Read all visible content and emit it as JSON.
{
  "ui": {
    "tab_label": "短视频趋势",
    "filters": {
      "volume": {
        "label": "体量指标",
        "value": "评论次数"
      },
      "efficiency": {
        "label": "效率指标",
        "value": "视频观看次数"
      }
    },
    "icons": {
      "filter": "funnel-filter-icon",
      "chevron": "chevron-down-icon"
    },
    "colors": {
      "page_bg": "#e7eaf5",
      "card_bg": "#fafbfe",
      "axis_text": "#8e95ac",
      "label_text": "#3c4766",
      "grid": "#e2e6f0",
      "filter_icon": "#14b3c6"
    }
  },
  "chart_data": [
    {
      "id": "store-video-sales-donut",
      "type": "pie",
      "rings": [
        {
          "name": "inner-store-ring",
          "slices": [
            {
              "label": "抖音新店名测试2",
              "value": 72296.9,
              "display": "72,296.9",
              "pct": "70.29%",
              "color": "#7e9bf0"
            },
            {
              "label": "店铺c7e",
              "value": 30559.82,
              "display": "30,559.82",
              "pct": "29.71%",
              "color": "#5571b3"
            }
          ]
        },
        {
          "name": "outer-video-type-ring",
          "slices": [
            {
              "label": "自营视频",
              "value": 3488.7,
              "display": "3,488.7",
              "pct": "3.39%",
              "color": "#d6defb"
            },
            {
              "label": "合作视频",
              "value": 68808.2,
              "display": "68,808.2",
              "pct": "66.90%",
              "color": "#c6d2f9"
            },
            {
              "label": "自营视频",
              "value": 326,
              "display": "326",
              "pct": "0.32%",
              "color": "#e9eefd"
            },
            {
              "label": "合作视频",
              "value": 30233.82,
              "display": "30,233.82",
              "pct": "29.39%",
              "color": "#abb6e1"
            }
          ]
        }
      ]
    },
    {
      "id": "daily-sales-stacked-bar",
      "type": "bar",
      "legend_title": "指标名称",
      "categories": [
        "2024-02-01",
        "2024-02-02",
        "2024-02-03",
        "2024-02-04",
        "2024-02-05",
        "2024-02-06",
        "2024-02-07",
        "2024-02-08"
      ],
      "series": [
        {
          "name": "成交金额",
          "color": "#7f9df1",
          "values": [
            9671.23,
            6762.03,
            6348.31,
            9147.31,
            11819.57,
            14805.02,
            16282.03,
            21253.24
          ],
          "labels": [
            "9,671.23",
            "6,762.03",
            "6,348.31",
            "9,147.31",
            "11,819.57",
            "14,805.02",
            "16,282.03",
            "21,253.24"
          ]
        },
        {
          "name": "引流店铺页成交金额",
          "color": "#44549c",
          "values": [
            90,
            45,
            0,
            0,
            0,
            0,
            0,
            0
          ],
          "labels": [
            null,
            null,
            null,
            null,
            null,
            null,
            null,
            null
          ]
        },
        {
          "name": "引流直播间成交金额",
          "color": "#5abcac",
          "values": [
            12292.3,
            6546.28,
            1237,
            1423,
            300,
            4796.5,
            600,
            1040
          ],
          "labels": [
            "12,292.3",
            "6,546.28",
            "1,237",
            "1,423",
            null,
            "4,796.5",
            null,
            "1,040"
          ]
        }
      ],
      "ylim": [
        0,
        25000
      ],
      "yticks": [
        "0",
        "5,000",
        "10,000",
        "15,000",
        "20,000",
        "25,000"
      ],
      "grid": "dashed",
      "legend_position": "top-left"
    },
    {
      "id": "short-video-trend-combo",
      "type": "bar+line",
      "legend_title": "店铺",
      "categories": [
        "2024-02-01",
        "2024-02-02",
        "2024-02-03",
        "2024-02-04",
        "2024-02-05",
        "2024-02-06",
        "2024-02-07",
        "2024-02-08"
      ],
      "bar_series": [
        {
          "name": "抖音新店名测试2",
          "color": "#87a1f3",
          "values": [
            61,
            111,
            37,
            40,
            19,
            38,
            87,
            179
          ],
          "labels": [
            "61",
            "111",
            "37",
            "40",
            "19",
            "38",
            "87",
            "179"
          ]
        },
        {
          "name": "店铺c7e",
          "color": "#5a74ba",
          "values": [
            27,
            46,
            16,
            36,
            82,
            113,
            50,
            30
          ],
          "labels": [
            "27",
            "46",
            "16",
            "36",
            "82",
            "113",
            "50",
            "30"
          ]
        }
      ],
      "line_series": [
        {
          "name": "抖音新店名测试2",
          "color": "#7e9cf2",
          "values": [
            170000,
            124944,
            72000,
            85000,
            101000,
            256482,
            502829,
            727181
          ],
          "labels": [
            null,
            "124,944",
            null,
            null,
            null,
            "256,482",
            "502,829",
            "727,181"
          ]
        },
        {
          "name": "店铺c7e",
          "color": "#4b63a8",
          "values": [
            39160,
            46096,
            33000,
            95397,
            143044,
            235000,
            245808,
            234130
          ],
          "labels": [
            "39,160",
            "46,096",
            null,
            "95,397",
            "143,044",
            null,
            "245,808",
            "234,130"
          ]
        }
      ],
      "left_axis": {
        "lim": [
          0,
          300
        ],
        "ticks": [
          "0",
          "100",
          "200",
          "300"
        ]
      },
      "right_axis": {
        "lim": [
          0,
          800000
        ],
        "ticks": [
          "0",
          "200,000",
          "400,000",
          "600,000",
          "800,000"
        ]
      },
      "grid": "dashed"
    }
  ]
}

────────────────

Go through the entries and repeat each one exactly.

* [ANSWER FOR THE TASK]
Read all visible content and emit it as JSON.
{
  "ui": {
    "tab_label": "短视频趋势",
    "filters": {
      "volume": {
        "label": "体量指标",
        "value": "评论次数"
      },
      "efficiency": {
        "label": "效率指标",
        "value": "视频观看次数"
      }
    },
    "icons": {
      "filter": "funnel-filter-icon",
      "chevron": "chevron-down-icon"
    },
    "colors": {
      "page_bg": "#e7eaf5",
      "card_bg": "#fafbfe",
      "axis_text": "#8e95ac",
      "label_text": "#3c4766",
      "grid": "#e2e6f0",
      "filter_icon": "#14b3c6"
    }
  },
  "chart_data": [
    {
      "id": "store-video-sales-donut",
      "type": "pie",
      "rings": [
        {
          "name": "inner-store-ring",
          "slices": [
            {
              "label": "抖音新店名测试2",
              "value": 72296.9,
              "display": "72,296.9",
              "pct": "70.29%",
              "color": "#7e9bf0"
            },
            {
              "label": "店铺c7e",
              "value": 30559.82,
              "display": "30,559.82",
              "pct": "29.71%",
              "color": "#5571b3"
            }
          ]
        },
        {
          "name": "outer-video-type-ring",
          "slices": [
            {
              "label": "自营视频",
              "value": 3488.7,
              "display": "3,488.7",
              "pct": "3.39%",
              "color": "#d6defb"
            },
            {
              "label": "合作视频",
              "value": 68808.2,
              "display": "68,808.2",
              "pct": "66.90%",
              "color": "#c6d2f9"
            },
            {
              "label": "自营视频",
              "value": 326,
              "display": "326",
              "pct": "0.32%",
              "color": "#e9eefd"
            },
            {
              "label": "合作视频",
              "value": 30233.82,
              "display": "30,233.82",
              "pct": "29.39%",
              "color": "#abb6e1"
            }
          ]
        }
      ]
    },
    {
      "id": "daily-sales-stacked-bar",
      "type": "bar",
      "legend_title": "指标名称",
      "categories": [
        "2024-02-01",
        "2024-02-02",
        "2024-02-03",
        "2024-02-04",
        "2024-02-05",
        "2024-02-06",
        "2024-02-07",
        "2024-02-08"
      ],
      "series": [
        {
          "name": "成交金额",
          "color": "#7f9df1",
          "values": [
            9671.23,
            6762.03,
            6348.31,
            9147.31,
            11819.57,
            14805.02,
            16282.03,
            21253.24
          ],
          "labels": [
            "9,671.23",
            "6,762.03",
            "6,348.31",
            "9,147.31",
            "11,819.57",
            "14,805.02",
            "16,282.03",
            "21,253.24"
          ]
        },
        {
          "name": "引流店铺页成交金额",
          "color": "#44549c",
          "values": [
            90,
            45,
            0,
            0,
            0,
            0,
            0,
            0
          ],
          "labels": [
            null,
            null,
            null,
            null,
            null,
            null,
            null,
            null
          ]
        },
        {
          "name": "引流直播间成交金额",
          "color": "#5abcac",
          "values": [
            12292.3,
            6546.28,
            1237,
            1423,
            300,
            4796.5,
            600,
            1040
          ],
          "labels": [
            "12,292.3",
            "6,546.28",
            "1,237",
            "1,423",
            null,
            "4,796.5",
            null,
            "1,040"
          ]
        }
      ],
      "ylim": [
        0,
        25000
      ],
      "yticks": [
        "0",
        "5,000",
        "10,000",
        "15,000",
        "20,000",
        "25,000"
      ],
      "grid": "dashed",
      "legend_position": "top-left"
    },
    {
      "id": "short-video-trend-combo",
      "type": "bar+line",
      "legend_title": "店铺",
      "categories": [
        "2024-02-01",
        "2024-02-02",
        "2024-02-03",
        "2024-02-04",
        "2024-02-05",
        "2024-02-06",
        "2024-02-07",
        "2024-02-08"
      ],
      "bar_series": [
        {
          "name": "抖音新店名测试2",
          "color": "#87a1f3",
          "values": [
            61,
            111,
            37,
            40,
            19,
            38,
            87,
            179
          ],
          "labels": [
            "61",
            "111",
            "37",
            "40",
            "19",
            "38",
            "87",
            "179"
          ]
        },
        {
          "name": "店铺c7e",
          "color": "#5a74ba",
          "values": [
            27,
            46,
            16,
            36,
            82,
            113,
            50,
            30
          ],
          "labels": [
            "27",
            "46",
            "16",
            "36",
            "82",
            "113",
            "50",
            "30"
          ]
        }
      ],
      "line_series": [
        {
          "name": "抖音新店名测试2",
          "color": "#7e9cf2",
          "values": [
            170000,
            124944,
            72000,
            85000,
            101000,
            256482,
            502829,
            727181
          ],
          "labels": [
            null,
            "124,944",
            null,
            null,
            null,
            "256,482",
            "502,829",
            "727,181"
          ]
        },
        {
          "name": "店铺c7e",
          "color": "#4b63a8",
          "values": [
            39160,
            46096,
            33000,
            95397,
            143044,
            235000,
            245808,
            234130
          ],
          "labels": [
            "39,160",
            "46,096",
            null,
            "95,397",
            "143,044",
            null,
            "245,808",
            "234,130"
          ]
        }
      ],
      "left_axis": {
        "lim": [
          0,
          300
        ],
        "ticks": [
          "0",
          "100",
          "200",
          "300"
        ]
      },
      "right_axis": {
        "lim": [
          0,
          800000
        ],
        "ticks": [
          "0",
          "200,000",
          "400,000",
          "600,000",
          "800,000"
        ]
      },
      "grid": "dashed"
    }
  ]
}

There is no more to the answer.